_What to do_. Rewrite the records below, replacing each "weight-marker" with "weight-dot" and leaving everything else unchanged. Omit the pictures.

>> begin

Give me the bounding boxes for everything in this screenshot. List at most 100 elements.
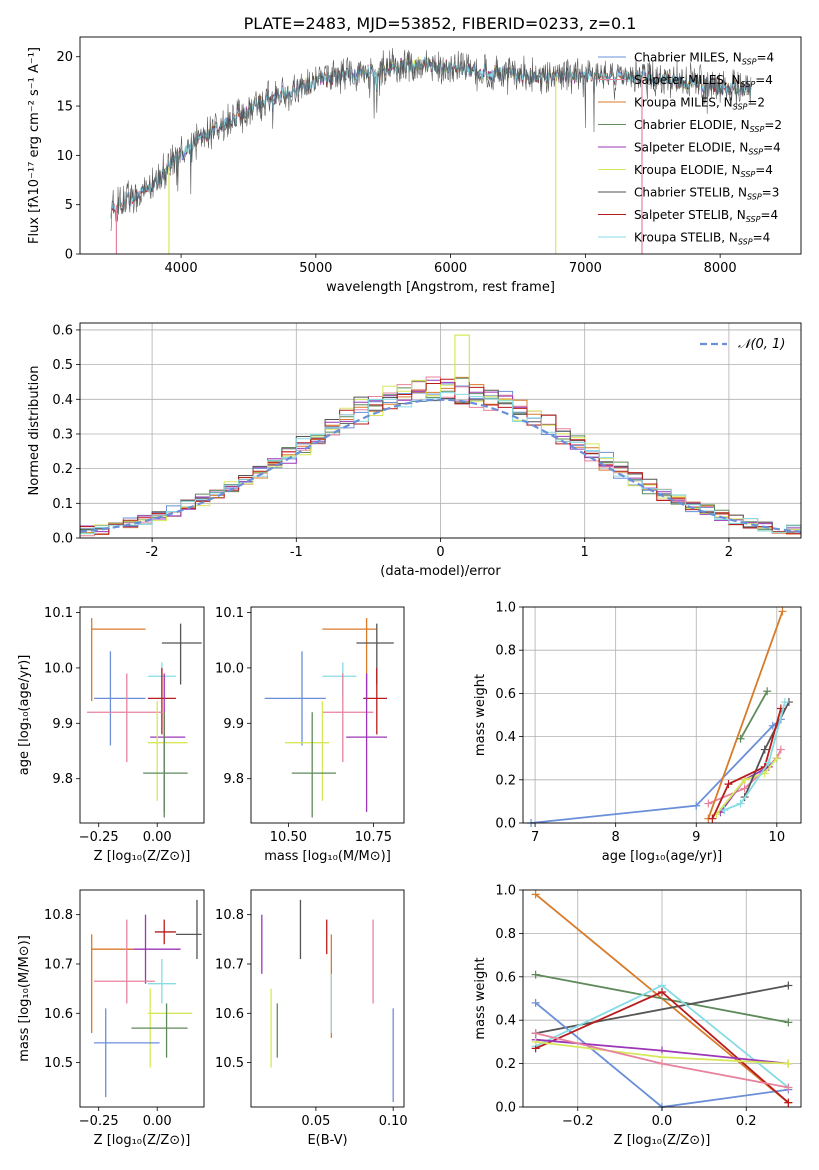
weight-marker — [658, 987, 666, 996]
y-tick-label: 10.0 — [215, 661, 244, 676]
y-tick-label: 10.6 — [44, 1007, 73, 1022]
y-tick-label: 0.3 — [52, 427, 73, 442]
x-tick-label: 10.50 — [270, 830, 307, 845]
weight-marker — [784, 981, 793, 990]
weight-marker — [531, 970, 540, 979]
plot-area — [264, 618, 394, 818]
weight-marker — [704, 799, 713, 808]
y-tick-label: 9.8 — [223, 772, 244, 787]
weight-line — [535, 973, 789, 1024]
weight-marker — [724, 780, 733, 789]
weight-marker — [708, 814, 717, 823]
figure-title: PLATE=2483, MJD=53852, FIBERID=0233, z=0… — [244, 14, 637, 33]
y-axis-label: mass weight — [473, 674, 488, 756]
spectrum-legend: Chabrier MILES, NSSP=4 Salpeter MILES, NS… — [598, 51, 782, 247]
x-tick-label: 7 — [531, 830, 539, 845]
mass-weight-vs-age-panel: 7 8 9 10 0.0 0.2 0.4 0.6 0.8 1.0 age [log₁₀(age/yr… — [473, 601, 802, 864]
x-tick-label: 0.05 — [301, 1114, 330, 1129]
spectrum-panel: 4000 5000 6000 7000 8000 0 5 10 15 20 wavelength [… — [27, 36, 802, 295]
y-tick-label: 20 — [56, 50, 73, 65]
weight-marker — [531, 890, 540, 899]
x-axis-label: wavelength [Angstrom, rest frame] — [326, 280, 555, 295]
weight-marker — [720, 806, 729, 815]
legend-label: Salpeter STELIB, NSSP=4 — [634, 208, 778, 224]
plot-area — [80, 334, 801, 537]
x-axis-label: mass [log₁₀(M/M⊙)] — [264, 849, 391, 864]
x-tick-label: -2 — [146, 545, 159, 560]
plot-area — [527, 607, 793, 827]
y-tick-label: 0.6 — [495, 687, 516, 702]
x-tick-label: 7000 — [569, 261, 602, 276]
x-tick-label: 0.00 — [143, 1114, 172, 1129]
weight-marker — [772, 754, 781, 763]
histogram-step — [454, 334, 470, 382]
y-axis-label: age [log₁₀(age/yr)] — [17, 655, 32, 776]
y-tick-label: 10.5 — [44, 1056, 73, 1071]
y-tick-label: 0.2 — [52, 462, 73, 477]
y-tick-label: 0.5 — [52, 358, 73, 373]
axes-frame — [79, 606, 205, 824]
weight-marker — [764, 758, 773, 767]
mass-vs-Z-panel: −0.25 0.00 10.5 10.6 10.7 10.8 Z [log₁₀(Z/Z⊙)]… — [17, 889, 205, 1148]
y-tick-label: 15 — [56, 100, 73, 115]
weight-marker — [736, 799, 745, 808]
x-tick-label: 0 — [436, 545, 444, 560]
legend-label: Chabrier STELIB, NSSP=3 — [634, 186, 779, 202]
x-tick-label: −0.2 — [562, 1114, 594, 1129]
y-tick-label: 10.6 — [215, 1007, 244, 1022]
mass-vs-EBV-panel: 0.05 0.10 10.5 10.6 10.7 10.8 E(B-V) — [215, 889, 408, 1148]
legend-label: Kroupa ELODIE, NSSP=4 — [634, 163, 773, 179]
y-tick-label: 5 — [65, 198, 73, 213]
x-tick-label: −0.25 — [79, 1114, 119, 1129]
legend-label: Chabrier MILES, NSSP=4 — [634, 51, 774, 67]
x-axis-label: Z [log₁₀(Z/Z⊙)] — [614, 1133, 711, 1148]
x-tick-label: 8000 — [704, 261, 737, 276]
y-tick-label: 10 — [56, 149, 73, 164]
y-tick-label: 0.4 — [495, 1014, 516, 1029]
x-tick-label: 8 — [612, 830, 620, 845]
x-tick-label: −0.25 — [79, 830, 119, 845]
axes-frame — [522, 606, 802, 824]
axes-frame — [79, 36, 802, 255]
weight-line — [739, 690, 768, 740]
y-tick-label: 0.4 — [52, 393, 73, 408]
axes-frame — [79, 889, 205, 1108]
y-tick-label: 10.1 — [215, 606, 244, 621]
y-tick-label: 10.5 — [215, 1056, 244, 1071]
x-tick-label: 5000 — [299, 261, 332, 276]
x-tick-label: 9 — [692, 830, 700, 845]
plot-area — [91, 899, 202, 1098]
weight-marker — [763, 687, 772, 696]
y-tick-label: 10.0 — [44, 661, 73, 676]
weight-marker — [658, 1059, 666, 1068]
y-tick-label: 0.6 — [52, 323, 73, 338]
weight-line — [715, 757, 778, 815]
y-tick-label: 0.0 — [495, 1101, 516, 1116]
mass-weight-vs-Z-panel: −0.2 0.0 0.2 0.0 0.2 0.4 0.6 0.8 1.0 Z [log₁₀(Z/Z… — [473, 884, 802, 1148]
weight-marker — [531, 1037, 540, 1046]
weight-marker — [531, 998, 540, 1007]
weight-marker — [531, 1029, 540, 1038]
weight-marker — [780, 698, 789, 707]
y-tick-label: 10.8 — [44, 908, 73, 923]
x-tick-label: 1 — [581, 545, 589, 560]
x-tick-label: 4000 — [165, 261, 198, 276]
y-tick-label: 9.9 — [52, 717, 73, 732]
weight-marker — [778, 607, 787, 616]
plot-area — [87, 618, 202, 818]
legend-label: 𝒩(0, 1) — [738, 337, 785, 352]
y-tick-label: 10.7 — [215, 957, 244, 972]
histogram-step — [80, 378, 801, 537]
y-axis-label: mass [log₁₀(M/M⊙)] — [17, 935, 32, 1062]
y-tick-label: 0.0 — [495, 817, 516, 832]
y-axis-label: Flux [fλ10⁻¹⁷ erg cm⁻² s⁻¹ A⁻¹] — [27, 47, 42, 244]
legend-label: Kroupa MILES, NSSP=2 — [634, 96, 765, 112]
x-tick-label: 0.10 — [379, 1114, 408, 1129]
legend-label: Kroupa STELIB, NSSP=4 — [634, 231, 770, 247]
weight-marker — [784, 1083, 793, 1092]
y-axis-label: mass weight — [473, 957, 488, 1039]
y-tick-label: 0 — [65, 248, 73, 263]
age-vs-Z-panel: −0.25 0.00 9.8 9.9 10.0 10.1 Z [log₁₀(Z/Z⊙)] ag… — [17, 606, 205, 864]
y-tick-label: 0.2 — [495, 1057, 516, 1072]
y-tick-label: 9.8 — [52, 772, 73, 787]
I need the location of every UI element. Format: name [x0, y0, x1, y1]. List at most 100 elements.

>> end

_Exercise answer_.
Give me the bounding boxes for everything in this screenshot. List at most 100 elements.
weight-dot — [658, 987, 666, 996]
y-tick-label: 10.0 — [215, 661, 244, 676]
y-tick-label: 10.6 — [44, 1007, 73, 1022]
y-tick-label: 0.3 — [52, 427, 73, 442]
x-tick-label: 10.50 — [270, 830, 307, 845]
weight-dot — [784, 981, 793, 990]
weight-dot — [531, 970, 540, 979]
plot-area — [264, 618, 394, 818]
weight-dot — [704, 799, 713, 808]
y-tick-label: 9.8 — [223, 772, 244, 787]
weight-line — [535, 973, 789, 1024]
weight-dot — [724, 780, 733, 789]
weight-dot — [708, 814, 717, 823]
figure-title: PLATE=2483, MJD=53852, FIBERID=0233, z=0… — [244, 14, 637, 33]
y-axis-label: mass weight — [473, 674, 488, 756]
spectrum-legend: Chabrier MILES, NSSP=4 Salpeter MILES, NS… — [598, 51, 782, 247]
x-tick-label: 7 — [531, 830, 539, 845]
mass-weight-vs-age-panel: 7 8 9 10 0.0 0.2 0.4 0.6 0.8 1.0 age [log₁₀(age/yr… — [473, 601, 802, 864]
x-tick-label: 0.05 — [301, 1114, 330, 1129]
spectrum-panel: 4000 5000 6000 7000 8000 0 5 10 15 20 wavelength [… — [27, 36, 802, 295]
y-tick-label: 20 — [56, 50, 73, 65]
weight-dot — [531, 890, 540, 899]
x-axis-label: wavelength [Angstrom, rest frame] — [326, 280, 555, 295]
weight-dot — [720, 806, 729, 815]
legend-label: Salpeter STELIB, NSSP=4 — [634, 208, 778, 224]
plot-area — [80, 334, 801, 537]
x-axis-label: mass [log₁₀(M/M⊙)] — [264, 849, 391, 864]
x-tick-label: -2 — [146, 545, 159, 560]
plot-area — [527, 607, 793, 827]
y-tick-label: 0.6 — [495, 687, 516, 702]
x-tick-label: 7000 — [569, 261, 602, 276]
x-tick-label: 0.00 — [143, 1114, 172, 1129]
weight-dot — [772, 754, 781, 763]
histogram-step — [454, 334, 470, 382]
y-axis-label: age [log₁₀(age/yr)] — [17, 655, 32, 776]
y-tick-label: 10.5 — [44, 1056, 73, 1071]
y-tick-label: 0.2 — [52, 462, 73, 477]
y-tick-label: 0.5 — [52, 358, 73, 373]
axes-frame — [79, 606, 205, 824]
weight-dot — [764, 758, 773, 767]
mass-vs-Z-panel: −0.25 0.00 10.5 10.6 10.7 10.8 Z [log₁₀(Z/Z⊙)]… — [17, 889, 205, 1148]
y-tick-label: 15 — [56, 100, 73, 115]
weight-dot — [736, 799, 745, 808]
x-tick-label: 0 — [436, 545, 444, 560]
legend-label: Chabrier STELIB, NSSP=3 — [634, 186, 779, 202]
x-tick-label: −0.2 — [562, 1114, 594, 1129]
y-tick-label: 10.6 — [215, 1007, 244, 1022]
mass-vs-EBV-panel: 0.05 0.10 10.5 10.6 10.7 10.8 E(B-V) — [215, 889, 408, 1148]
legend-label: Kroupa ELODIE, NSSP=4 — [634, 163, 773, 179]
y-tick-label: 5 — [65, 198, 73, 213]
x-tick-label: −0.25 — [79, 1114, 119, 1129]
legend-label: Chabrier MILES, NSSP=4 — [634, 51, 774, 67]
x-axis-label: Z [log₁₀(Z/Z⊙)] — [614, 1133, 711, 1148]
x-tick-label: 8000 — [704, 261, 737, 276]
y-tick-label: 10 — [56, 149, 73, 164]
y-tick-label: 0.4 — [495, 1014, 516, 1029]
x-tick-label: 8 — [612, 830, 620, 845]
x-tick-label: −0.25 — [79, 830, 119, 845]
axes-frame — [522, 606, 802, 824]
axes-frame — [79, 36, 802, 255]
weight-line — [739, 690, 768, 740]
y-tick-label: 0.4 — [52, 393, 73, 408]
axes-frame — [79, 889, 205, 1108]
y-tick-label: 10.1 — [215, 606, 244, 621]
y-tick-label: 10.5 — [215, 1056, 244, 1071]
x-tick-label: 5000 — [299, 261, 332, 276]
x-tick-label: 9 — [692, 830, 700, 845]
plot-area — [91, 899, 202, 1098]
weight-dot — [763, 687, 772, 696]
y-tick-label: 10.0 — [44, 661, 73, 676]
weight-dot — [658, 1059, 666, 1068]
y-tick-label: 0.6 — [52, 323, 73, 338]
weight-line — [715, 757, 778, 815]
y-tick-label: 0.0 — [495, 1101, 516, 1116]
mass-weight-vs-Z-panel: −0.2 0.0 0.2 0.0 0.2 0.4 0.6 0.8 1.0 Z [log₁₀(Z/Z… — [473, 884, 802, 1148]
weight-dot — [531, 1037, 540, 1046]
weight-dot — [531, 998, 540, 1007]
weight-dot — [531, 1029, 540, 1038]
weight-dot — [780, 698, 789, 707]
y-tick-label: 10.8 — [44, 908, 73, 923]
x-tick-label: 1 — [581, 545, 589, 560]
x-tick-label: 4000 — [165, 261, 198, 276]
y-tick-label: 9.9 — [52, 717, 73, 732]
weight-dot — [778, 607, 787, 616]
plot-area — [87, 618, 202, 818]
legend-label: 𝒩(0, 1) — [738, 337, 785, 352]
y-tick-label: 10.7 — [215, 957, 244, 972]
histogram-step — [80, 378, 801, 537]
y-axis-label: mass [log₁₀(M/M⊙)] — [17, 935, 32, 1062]
y-tick-label: 0.0 — [495, 817, 516, 832]
y-axis-label: Flux [fλ10⁻¹⁷ erg cm⁻² s⁻¹ A⁻¹] — [27, 47, 42, 244]
legend-label: Kroupa MILES, NSSP=2 — [634, 96, 765, 112]
x-tick-label: 0.10 — [379, 1114, 408, 1129]
legend-label: Kroupa STELIB, NSSP=4 — [634, 231, 770, 247]
weight-dot — [784, 1083, 793, 1092]
y-axis-label: mass weight — [473, 957, 488, 1039]
y-tick-label: 0 — [65, 248, 73, 263]
age-vs-Z-panel: −0.25 0.00 9.8 9.9 10.0 10.1 Z [log₁₀(Z/Z⊙)] ag… — [17, 606, 205, 864]
y-tick-label: 0.2 — [495, 1057, 516, 1072]
y-tick-label: 9.8 — [52, 772, 73, 787]
I need the location of every UI element. Format: name [x0, y0, x1, y1]. List at most 100 elements.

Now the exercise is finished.